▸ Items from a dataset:
━━━━━━━━

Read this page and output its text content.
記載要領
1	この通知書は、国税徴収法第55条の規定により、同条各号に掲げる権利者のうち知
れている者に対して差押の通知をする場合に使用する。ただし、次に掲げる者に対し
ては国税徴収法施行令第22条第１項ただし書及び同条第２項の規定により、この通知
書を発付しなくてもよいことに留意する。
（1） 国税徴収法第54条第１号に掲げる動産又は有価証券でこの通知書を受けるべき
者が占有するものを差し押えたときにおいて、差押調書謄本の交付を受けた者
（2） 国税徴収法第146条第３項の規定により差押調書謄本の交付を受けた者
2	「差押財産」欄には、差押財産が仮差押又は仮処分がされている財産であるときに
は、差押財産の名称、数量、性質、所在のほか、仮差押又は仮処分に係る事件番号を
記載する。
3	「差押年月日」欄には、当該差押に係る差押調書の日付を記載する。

━━━━━━━━

▸ What you will do: Return every entry exactly as given.

▸ Answer in full:
Read this page and output its text content.
記載要領
1	この通知書は、国税徴収法第55条の規定により、同条各号に掲げる権利者のうち知
れている者に対して差押の通知をする場合に使用する。ただし、次に掲げる者に対し
ては国税徴収法施行令第22条第１項ただし書及び同条第２項の規定により、この通知
書を発付しなくてもよいことに留意する。
（1） 国税徴収法第54条第１号に掲げる動産又は有価証券でこの通知書を受けるべき
者が占有するものを差し押えたときにおいて、差押調書謄本の交付を受けた者
（2） 国税徴収法第146条第３項の規定により差押調書謄本の交付を受けた者
2	「差押財産」欄には、差押財産が仮差押又は仮処分がされている財産であるときに
は、差押財産の名称、数量、性質、所在のほか、仮差押又は仮処分に係る事件番号を
記載する。
3	「差押年月日」欄には、当該差押に係る差押調書の日付を記載する。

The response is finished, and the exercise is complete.